-- Begin --

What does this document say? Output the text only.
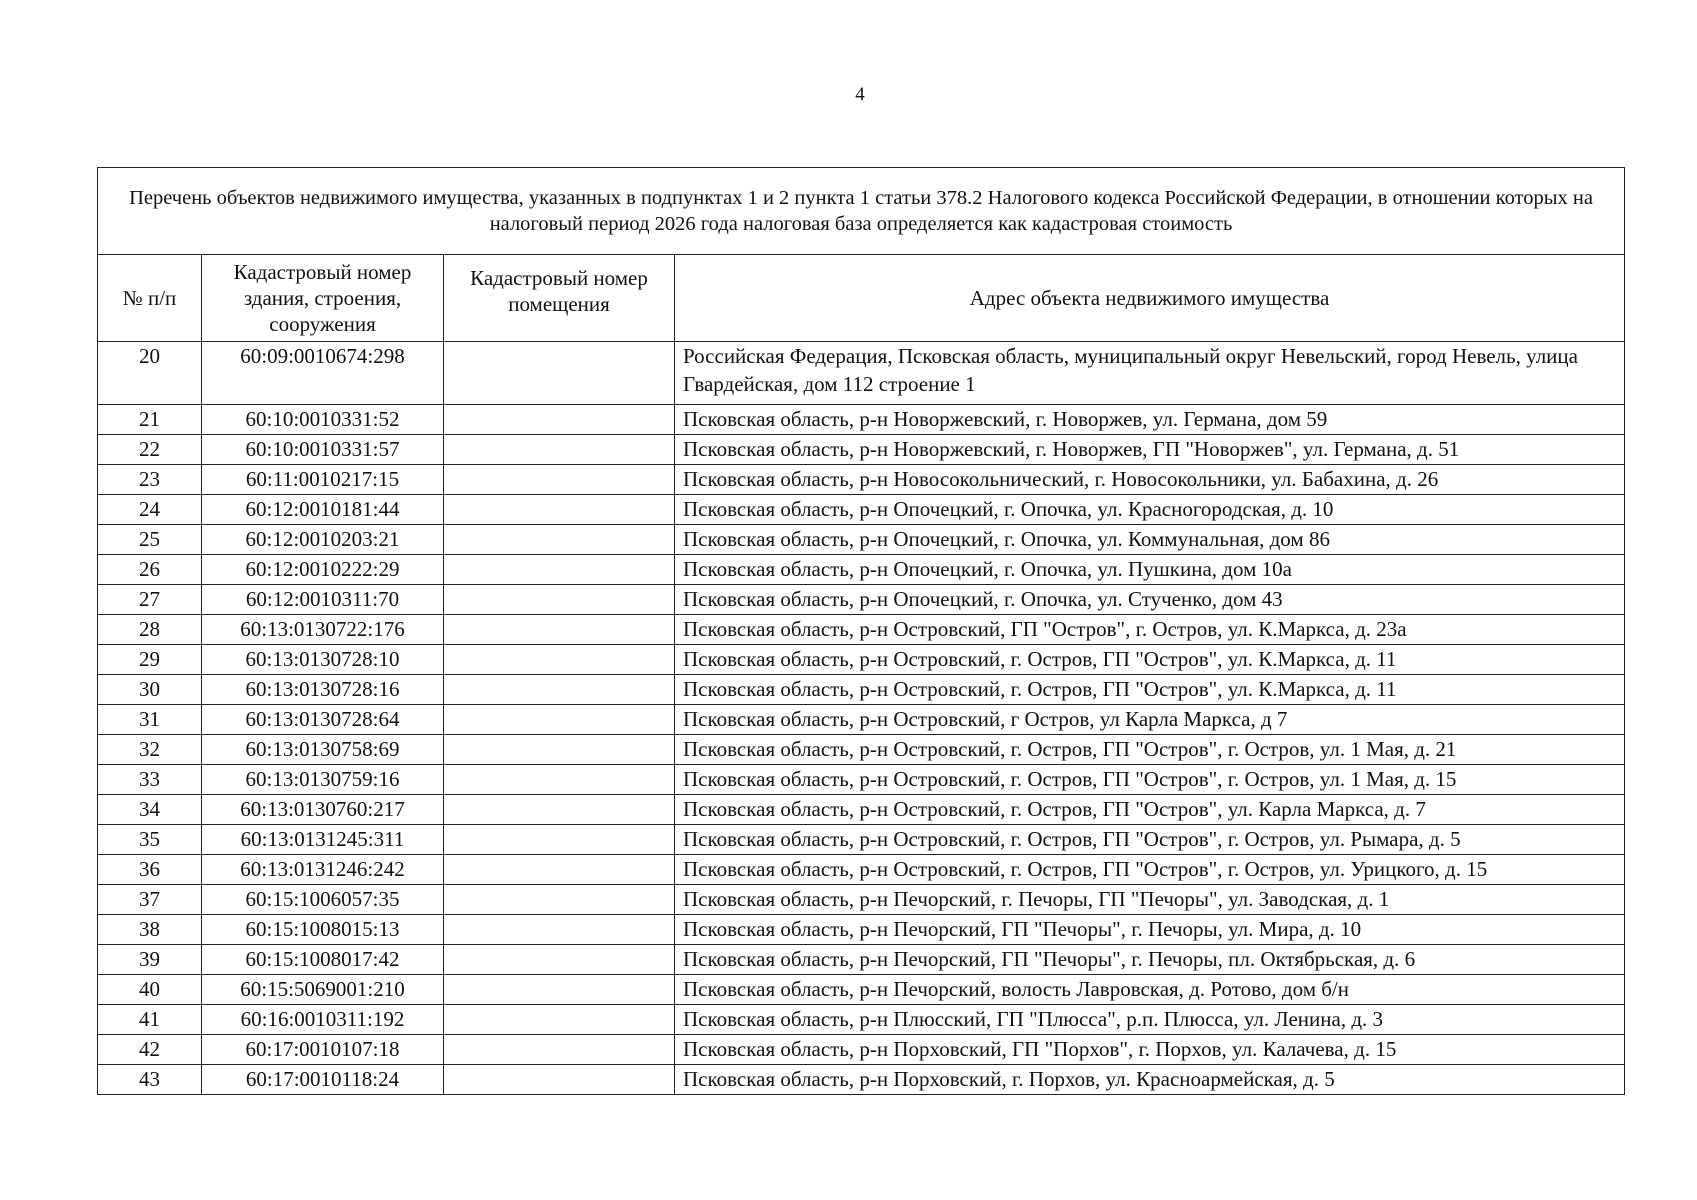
4
Перечень объектов недвижимого имущества, указанных в подпунктах 1 и 2 пункта 1 статьи 378.2 Налогового кодекса Российской Федерации, в отношении которых на налоговый период 2026 года налоговая база определяется как кадастровая стоимость			
№ п/п	Кадастровый номер здания, строения, сооружения	Кадастровый номер помещения	Адрес объекта недвижимого имущества
20	60:09:0010674:298		Российская Федерация, Псковская область, муниципальный округ Невельский, город Невель, улица Гвардейская, дом 112 строение 1
21	60:10:0010331:52		Псковская область, р-н Новоржевский, г. Новоржев, ул. Германа, дом 59
22	60:10:0010331:57		Псковская область, р-н Новоржевский, г. Новоржев, ГП "Новоржев", ул. Германа, д. 51
23	60:11:0010217:15		Псковская область, р-н Новосокольнический, г. Новосокольники, ул. Бабахина, д. 26
24	60:12:0010181:44		Псковская область, р-н Опочецкий, г. Опочка, ул. Красногородская, д. 10
25	60:12:0010203:21		Псковская область, р-н Опочецкий, г. Опочка, ул. Коммунальная, дом 86
26	60:12:0010222:29		Псковская область, р-н Опочецкий, г. Опочка, ул. Пушкина, дом 10а
27	60:12:0010311:70		Псковская область, р-н Опочецкий, г. Опочка, ул. Стученко, дом 43
28	60:13:0130722:176		Псковская область, р-н Островский, ГП "Остров", г. Остров, ул. К.Маркса, д. 23а
29	60:13:0130728:10		Псковская область, р-н Островский, г. Остров, ГП "Остров", ул. К.Маркса, д. 11
30	60:13:0130728:16		Псковская область, р-н Островский, г. Остров, ГП "Остров", ул. К.Маркса, д. 11
31	60:13:0130728:64		Псковская область, р-н Островский, г Остров, ул Карла Маркса, д 7
32	60:13:0130758:69		Псковская область, р-н Островский, г. Остров, ГП "Остров", г. Остров, ул. 1 Мая, д. 21
33	60:13:0130759:16		Псковская область, р-н Островский, г. Остров, ГП "Остров", г. Остров, ул. 1 Мая, д. 15
34	60:13:0130760:217		Псковская область, р-н Островский, г. Остров, ГП "Остров", ул. Карла Маркса, д. 7
35	60:13:0131245:311		Псковская область, р-н Островский, г. Остров, ГП "Остров", г. Остров, ул. Рымара, д. 5
36	60:13:0131246:242		Псковская область, р-н Островский, г. Остров, ГП "Остров", г. Остров, ул. Урицкого, д. 15
37	60:15:1006057:35		Псковская область, р-н Печорский, г. Печоры, ГП "Печоры", ул. Заводская, д. 1
38	60:15:1008015:13		Псковская область, р-н Печорский, ГП "Печоры", г. Печоры, ул. Мира, д. 10
39	60:15:1008017:42		Псковская область, р-н Печорский, ГП "Печоры", г. Печоры, пл. Октябрьская, д. 6
40	60:15:5069001:210		Псковская область, р-н Печорский, волость Лавровская, д. Ротово, дом б/н
41	60:16:0010311:192		Псковская область, р-н Плюсский, ГП "Плюсса", р.п. Плюсса, ул. Ленина, д. 3
42	60:17:0010107:18		Псковская область, р-н Порховский, ГП "Порхов", г. Порхов, ул. Калачева, д. 15
43	60:17:0010118:24		Псковская область, р-н Порховский, г. Порхов, ул. Красноармейская, д. 5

-- End --

**Required task**: Search the entries for the string "недвижимого" and collect each line that has it.

**Problem solution**:
Перечень объектов недвижимого имущества, указанных в подпунктах 1 и 2 пункта 1 статьи 378.2 Налогового кодекса Российской Федерации, в отношении которых на налоговый период 2026 года налоговая база определяется как кадастровая стоимость			
№ п/п	Кадастровый номер здания, строения, сооружения	Кадастровый номер помещения	Адрес объекта недвижимого имущества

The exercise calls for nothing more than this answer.